Entries from a dataset
↓↓↓

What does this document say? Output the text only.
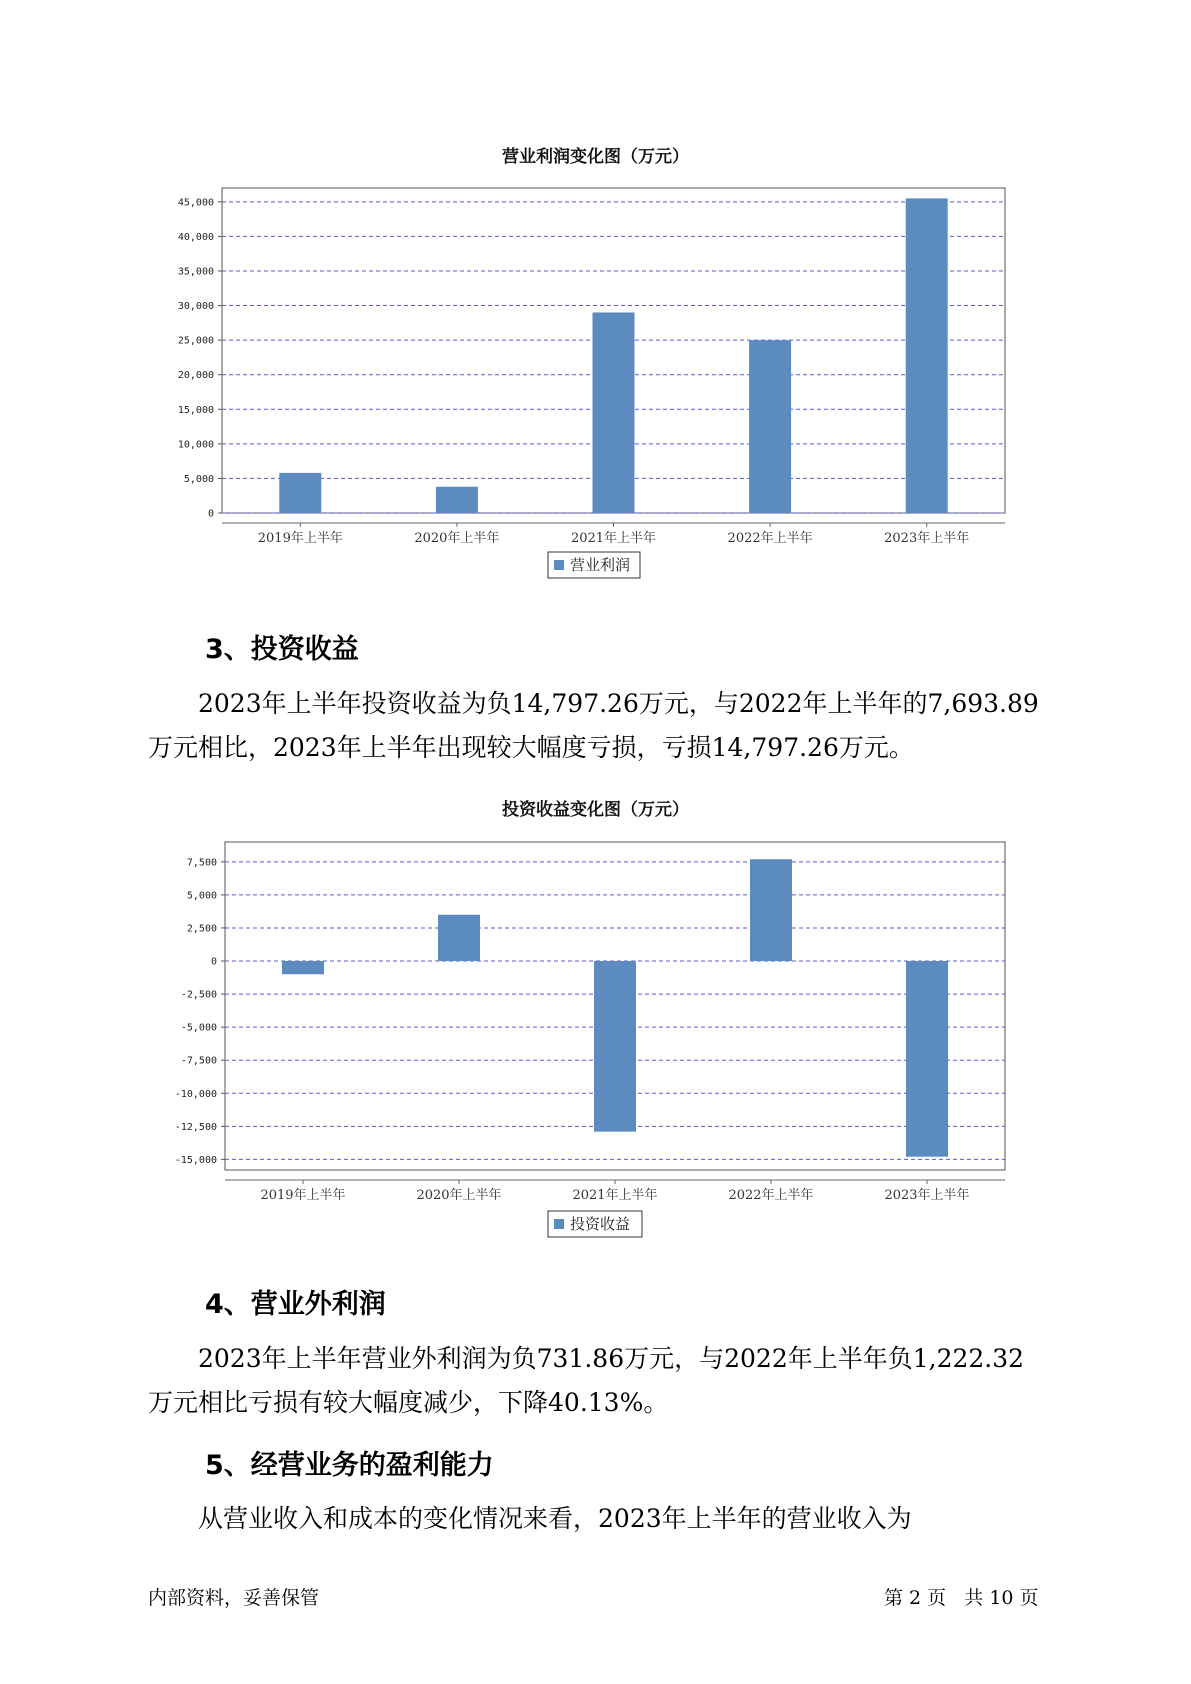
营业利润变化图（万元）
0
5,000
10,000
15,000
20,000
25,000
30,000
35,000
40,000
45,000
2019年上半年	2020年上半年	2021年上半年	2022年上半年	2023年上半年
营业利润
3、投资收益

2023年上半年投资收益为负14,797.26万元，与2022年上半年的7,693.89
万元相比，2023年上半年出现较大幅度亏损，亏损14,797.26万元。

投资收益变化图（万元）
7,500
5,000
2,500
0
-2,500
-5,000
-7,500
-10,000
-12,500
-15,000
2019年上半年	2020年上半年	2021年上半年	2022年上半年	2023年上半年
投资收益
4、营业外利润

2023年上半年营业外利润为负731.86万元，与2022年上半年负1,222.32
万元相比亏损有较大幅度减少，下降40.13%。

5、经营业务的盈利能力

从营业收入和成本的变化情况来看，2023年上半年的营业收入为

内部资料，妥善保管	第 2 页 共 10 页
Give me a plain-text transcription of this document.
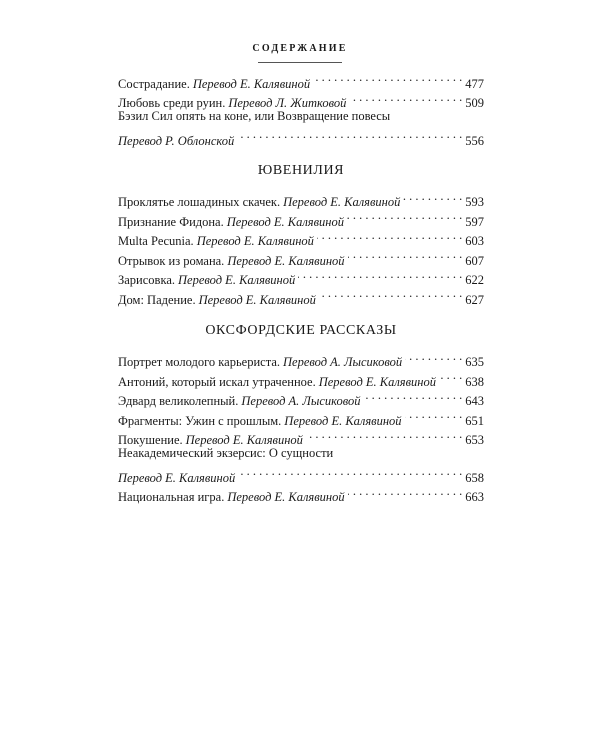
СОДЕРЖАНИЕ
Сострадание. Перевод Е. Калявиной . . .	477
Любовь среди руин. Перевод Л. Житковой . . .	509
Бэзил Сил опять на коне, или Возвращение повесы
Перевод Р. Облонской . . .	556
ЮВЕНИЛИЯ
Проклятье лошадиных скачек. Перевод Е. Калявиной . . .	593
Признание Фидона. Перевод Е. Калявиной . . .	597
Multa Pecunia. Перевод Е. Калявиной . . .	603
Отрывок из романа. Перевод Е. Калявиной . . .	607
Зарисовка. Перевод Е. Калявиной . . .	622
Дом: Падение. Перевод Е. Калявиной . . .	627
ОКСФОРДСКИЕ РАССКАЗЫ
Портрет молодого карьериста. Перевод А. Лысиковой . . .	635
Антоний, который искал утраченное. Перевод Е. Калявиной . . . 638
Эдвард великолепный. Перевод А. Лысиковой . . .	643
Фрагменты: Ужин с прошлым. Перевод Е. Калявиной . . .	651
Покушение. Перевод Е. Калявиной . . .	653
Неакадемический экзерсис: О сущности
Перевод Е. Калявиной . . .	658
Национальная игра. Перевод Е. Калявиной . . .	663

↑↑↑
↓↓↓

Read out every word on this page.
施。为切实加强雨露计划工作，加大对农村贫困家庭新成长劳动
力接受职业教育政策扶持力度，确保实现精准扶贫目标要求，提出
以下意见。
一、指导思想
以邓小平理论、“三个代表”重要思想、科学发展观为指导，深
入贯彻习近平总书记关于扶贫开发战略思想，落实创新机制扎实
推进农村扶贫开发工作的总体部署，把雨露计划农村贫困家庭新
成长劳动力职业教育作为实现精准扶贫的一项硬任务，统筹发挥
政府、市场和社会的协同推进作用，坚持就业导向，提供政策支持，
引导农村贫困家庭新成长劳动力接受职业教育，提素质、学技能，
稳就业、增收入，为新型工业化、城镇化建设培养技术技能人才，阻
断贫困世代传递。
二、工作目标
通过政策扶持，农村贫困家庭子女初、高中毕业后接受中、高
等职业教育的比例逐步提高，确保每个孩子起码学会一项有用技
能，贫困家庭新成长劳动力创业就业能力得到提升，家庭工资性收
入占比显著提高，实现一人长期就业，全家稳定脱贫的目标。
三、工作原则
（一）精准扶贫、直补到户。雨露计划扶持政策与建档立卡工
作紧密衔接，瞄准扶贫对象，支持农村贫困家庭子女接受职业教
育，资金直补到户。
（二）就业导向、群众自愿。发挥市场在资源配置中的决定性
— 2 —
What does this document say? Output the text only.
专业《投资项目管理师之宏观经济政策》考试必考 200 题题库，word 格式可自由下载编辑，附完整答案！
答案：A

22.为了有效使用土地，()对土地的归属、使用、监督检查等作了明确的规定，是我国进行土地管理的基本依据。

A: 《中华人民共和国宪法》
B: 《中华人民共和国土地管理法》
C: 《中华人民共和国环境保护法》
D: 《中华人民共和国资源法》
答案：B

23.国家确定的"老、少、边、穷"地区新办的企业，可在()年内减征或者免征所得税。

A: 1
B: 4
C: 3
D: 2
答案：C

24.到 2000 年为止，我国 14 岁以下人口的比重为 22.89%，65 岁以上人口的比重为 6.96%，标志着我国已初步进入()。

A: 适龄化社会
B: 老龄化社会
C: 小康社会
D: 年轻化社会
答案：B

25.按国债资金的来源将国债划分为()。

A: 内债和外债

↑↑↑

• _Instruction_: Report every line containing the word "this" from the listing above.

• _The solution_:
What does this document say? Output the text only.
Give me a plain-text transcription of this document.
Read out every word on this page.
What does this document say? Output the text only.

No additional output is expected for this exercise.